* _TASK GOAL_:
Print every entry word for word, but omit the pictures.

* _Entries with figure data_:
┄┄┄┄┄┄
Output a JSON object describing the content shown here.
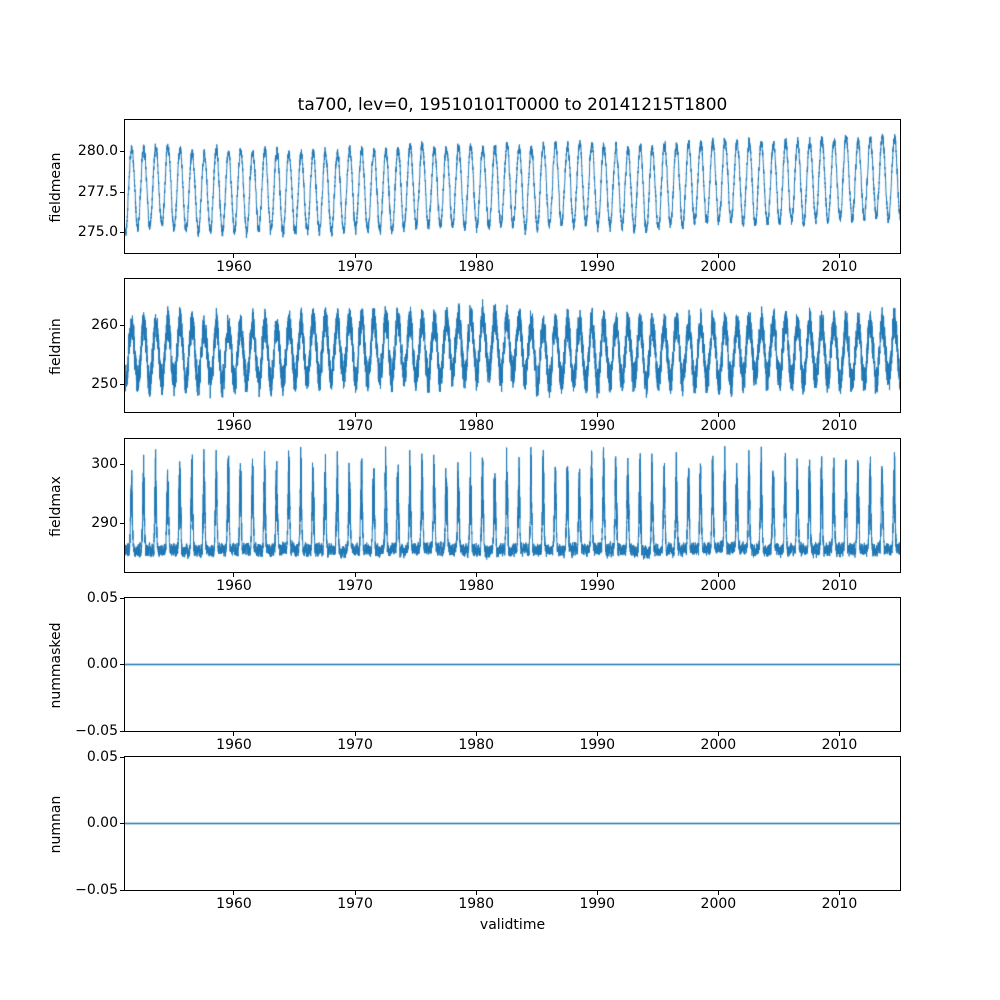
{
  "figure": {
    "title": "ta700, lev=0, 19510101T0000 to 20141215T1800",
    "xlabel": "validtime",
    "background_color": "#ffffff",
    "line_color": "#1f77b4",
    "axis_color": "#000000"
  },
  "chart_data": [
    {
      "type": "line",
      "name": "fieldmean",
      "ylabel": "fieldmean",
      "grid": false,
      "legend": false,
      "x": {
        "min": 1951.0,
        "max": 2015.0,
        "ticks": [
          1960,
          1970,
          1980,
          1990,
          2000,
          2010
        ],
        "tick_labels": [
          "1960",
          "1970",
          "1980",
          "1990",
          "2000",
          "2010"
        ]
      },
      "y": {
        "min": 273.75,
        "max": 281.95,
        "ticks": [
          275.0,
          277.5,
          280.0
        ],
        "tick_labels": [
          "275.0",
          "277.5",
          "280.0"
        ]
      },
      "series": [
        {
          "name": "fieldmean",
          "color": "#1f77b4",
          "kind": "seasonal",
          "base": 277.55,
          "trend_per_year": 0.011,
          "amplitude": 2.45,
          "noise": 0.25,
          "fast_rho": 0.55,
          "slow_noise": 0.018,
          "phase": 0.3,
          "seed": 7,
          "points": 9300,
          "approx_min": 274.2,
          "approx_max": 281.6,
          "description": "Dense 4x-daily field-mean temperature with annual cycle oscillating roughly 274.3-281.5 and a slight upward trend"
        }
      ]
    },
    {
      "type": "line",
      "name": "fieldmin",
      "ylabel": "fieldmin",
      "grid": false,
      "legend": false,
      "x": {
        "min": 1951.0,
        "max": 2015.0,
        "ticks": [
          1960,
          1970,
          1980,
          1990,
          2000,
          2010
        ],
        "tick_labels": [
          "1960",
          "1970",
          "1980",
          "1990",
          "2000",
          "2010"
        ]
      },
      "y": {
        "min": 245.3,
        "max": 267.8,
        "ticks": [
          250,
          260
        ],
        "tick_labels": [
          "250",
          "260"
        ]
      },
      "series": [
        {
          "name": "fieldmin",
          "color": "#1f77b4",
          "kind": "seasonal",
          "base": 255.6,
          "trend_per_year": 0.0,
          "amplitude": 4.8,
          "noise": 2.3,
          "fast_rho": 0.3,
          "slow_noise": 0.05,
          "phase": 0.3,
          "seed": 12,
          "points": 9300,
          "approx_min": 245.5,
          "approx_max": 267.0,
          "description": "Very noisy field-minimum series forming a dense band roughly 246-266 with annual modulation"
        }
      ]
    },
    {
      "type": "line",
      "name": "fieldmax",
      "ylabel": "fieldmax",
      "grid": false,
      "legend": false,
      "x": {
        "min": 1951.0,
        "max": 2015.0,
        "ticks": [
          1960,
          1970,
          1980,
          1990,
          2000,
          2010
        ],
        "tick_labels": [
          "1960",
          "1970",
          "1980",
          "1990",
          "2000",
          "2010"
        ]
      },
      "y": {
        "min": 281.9,
        "max": 304.2,
        "ticks": [
          290,
          300
        ],
        "tick_labels": [
          "290",
          "300"
        ]
      },
      "series": [
        {
          "name": "fieldmax",
          "color": "#1f77b4",
          "kind": "seasonal-spikes",
          "base": 285.6,
          "trend_per_year": 0.0,
          "noise": 0.9,
          "fast_rho": 0.45,
          "slow_noise": 0.02,
          "phase": 0.28,
          "sharpness": 5,
          "spike_min": 5.5,
          "spike_max": 17,
          "seed": 5,
          "points": 9300,
          "approx_min": 283.0,
          "approx_max": 303.5,
          "description": "Field-maximum series: dense base band near 284-288 with seasonal upward spikes reaching about 295-303"
        }
      ]
    },
    {
      "type": "line",
      "name": "nummasked",
      "ylabel": "nummasked",
      "grid": false,
      "legend": false,
      "x": {
        "min": 1951.0,
        "max": 2015.0,
        "ticks": [
          1960,
          1970,
          1980,
          1990,
          2000,
          2010
        ],
        "tick_labels": [
          "1960",
          "1970",
          "1980",
          "1990",
          "2000",
          "2010"
        ]
      },
      "y": {
        "min": -0.05,
        "max": 0.05,
        "ticks": [
          0.05,
          0.0,
          -0.05
        ],
        "tick_labels": [
          "0.05",
          "0.00",
          "−0.05"
        ]
      },
      "series": [
        {
          "name": "nummasked",
          "color": "#1f77b4",
          "kind": "constant",
          "value": 0,
          "points": 2,
          "approx_min": 0,
          "approx_max": 0,
          "description": "Constant zero line: no masked points over the whole period"
        }
      ]
    },
    {
      "type": "line",
      "name": "numnan",
      "ylabel": "numnan",
      "grid": false,
      "legend": false,
      "x": {
        "min": 1951.0,
        "max": 2015.0,
        "ticks": [
          1960,
          1970,
          1980,
          1990,
          2000,
          2010
        ],
        "tick_labels": [
          "1960",
          "1970",
          "1980",
          "1990",
          "2000",
          "2010"
        ]
      },
      "y": {
        "min": -0.05,
        "max": 0.05,
        "ticks": [
          0.05,
          0.0,
          -0.05
        ],
        "tick_labels": [
          "0.05",
          "0.00",
          "−0.05"
        ]
      },
      "series": [
        {
          "name": "numnan",
          "color": "#1f77b4",
          "kind": "constant",
          "value": 0,
          "points": 2,
          "approx_min": 0,
          "approx_max": 0,
          "description": "Constant zero line: no NaN points over the whole period"
        }
      ]
    }
  ]
}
┄┄┄┄┄┄
* _REPLY_:
Output a JSON object describing the content shown here.
{
  "figure": {
    "title": "ta700, lev=0, 19510101T0000 to 20141215T1800",
    "xlabel": "validtime",
    "background_color": "#ffffff",
    "line_color": "#1f77b4",
    "axis_color": "#000000"
  },
  "chart_data": [
    {
      "type": "line",
      "name": "fieldmean",
      "ylabel": "fieldmean",
      "grid": false,
      "legend": false,
      "x": {
        "min": 1951.0,
        "max": 2015.0,
        "ticks": [
          1960,
          1970,
          1980,
          1990,
          2000,
          2010
        ],
        "tick_labels": [
          "1960",
          "1970",
          "1980",
          "1990",
          "2000",
          "2010"
        ]
      },
      "y": {
        "min": 273.75,
        "max": 281.95,
        "ticks": [
          275.0,
          277.5,
          280.0
        ],
        "tick_labels": [
          "275.0",
          "277.5",
          "280.0"
        ]
      },
      "series": [
        {
          "name": "fieldmean",
          "color": "#1f77b4",
          "kind": "seasonal",
          "base": 277.55,
          "trend_per_year": 0.011,
          "amplitude": 2.45,
          "noise": 0.25,
          "fast_rho": 0.55,
          "slow_noise": 0.018,
          "phase": 0.3,
          "seed": 7,
          "points": 9300,
          "approx_min": 274.2,
          "approx_max": 281.6,
          "description": "Dense 4x-daily field-mean temperature with annual cycle oscillating roughly 274.3-281.5 and a slight upward trend"
        }
      ]
    },
    {
      "type": "line",
      "name": "fieldmin",
      "ylabel": "fieldmin",
      "grid": false,
      "legend": false,
      "x": {
        "min": 1951.0,
        "max": 2015.0,
        "ticks": [
          1960,
          1970,
          1980,
          1990,
          2000,
          2010
        ],
        "tick_labels": [
          "1960",
          "1970",
          "1980",
          "1990",
          "2000",
          "2010"
        ]
      },
      "y": {
        "min": 245.3,
        "max": 267.8,
        "ticks": [
          250,
          260
        ],
        "tick_labels": [
          "250",
          "260"
        ]
      },
      "series": [
        {
          "name": "fieldmin",
          "color": "#1f77b4",
          "kind": "seasonal",
          "base": 255.6,
          "trend_per_year": 0.0,
          "amplitude": 4.8,
          "noise": 2.3,
          "fast_rho": 0.3,
          "slow_noise": 0.05,
          "phase": 0.3,
          "seed": 12,
          "points": 9300,
          "approx_min": 245.5,
          "approx_max": 267.0,
          "description": "Very noisy field-minimum series forming a dense band roughly 246-266 with annual modulation"
        }
      ]
    },
    {
      "type": "line",
      "name": "fieldmax",
      "ylabel": "fieldmax",
      "grid": false,
      "legend": false,
      "x": {
        "min": 1951.0,
        "max": 2015.0,
        "ticks": [
          1960,
          1970,
          1980,
          1990,
          2000,
          2010
        ],
        "tick_labels": [
          "1960",
          "1970",
          "1980",
          "1990",
          "2000",
          "2010"
        ]
      },
      "y": {
        "min": 281.9,
        "max": 304.2,
        "ticks": [
          290,
          300
        ],
        "tick_labels": [
          "290",
          "300"
        ]
      },
      "series": [
        {
          "name": "fieldmax",
          "color": "#1f77b4",
          "kind": "seasonal-spikes",
          "base": 285.6,
          "trend_per_year": 0.0,
          "noise": 0.9,
          "fast_rho": 0.45,
          "slow_noise": 0.02,
          "phase": 0.28,
          "sharpness": 5,
          "spike_min": 5.5,
          "spike_max": 17,
          "seed": 5,
          "points": 9300,
          "approx_min": 283.0,
          "approx_max": 303.5,
          "description": "Field-maximum series: dense base band near 284-288 with seasonal upward spikes reaching about 295-303"
        }
      ]
    },
    {
      "type": "line",
      "name": "nummasked",
      "ylabel": "nummasked",
      "grid": false,
      "legend": false,
      "x": {
        "min": 1951.0,
        "max": 2015.0,
        "ticks": [
          1960,
          1970,
          1980,
          1990,
          2000,
          2010
        ],
        "tick_labels": [
          "1960",
          "1970",
          "1980",
          "1990",
          "2000",
          "2010"
        ]
      },
      "y": {
        "min": -0.05,
        "max": 0.05,
        "ticks": [
          0.05,
          0.0,
          -0.05
        ],
        "tick_labels": [
          "0.05",
          "0.00",
          "−0.05"
        ]
      },
      "series": [
        {
          "name": "nummasked",
          "color": "#1f77b4",
          "kind": "constant",
          "value": 0,
          "points": 2,
          "approx_min": 0,
          "approx_max": 0,
          "description": "Constant zero line: no masked points over the whole period"
        }
      ]
    },
    {
      "type": "line",
      "name": "numnan",
      "ylabel": "numnan",
      "grid": false,
      "legend": false,
      "x": {
        "min": 1951.0,
        "max": 2015.0,
        "ticks": [
          1960,
          1970,
          1980,
          1990,
          2000,
          2010
        ],
        "tick_labels": [
          "1960",
          "1970",
          "1980",
          "1990",
          "2000",
          "2010"
        ]
      },
      "y": {
        "min": -0.05,
        "max": 0.05,
        "ticks": [
          0.05,
          0.0,
          -0.05
        ],
        "tick_labels": [
          "0.05",
          "0.00",
          "−0.05"
        ]
      },
      "series": [
        {
          "name": "numnan",
          "color": "#1f77b4",
          "kind": "constant",
          "value": 0,
          "points": 2,
          "approx_min": 0,
          "approx_max": 0,
          "description": "Constant zero line: no NaN points over the whole period"
        }
      ]
    }
  ]
}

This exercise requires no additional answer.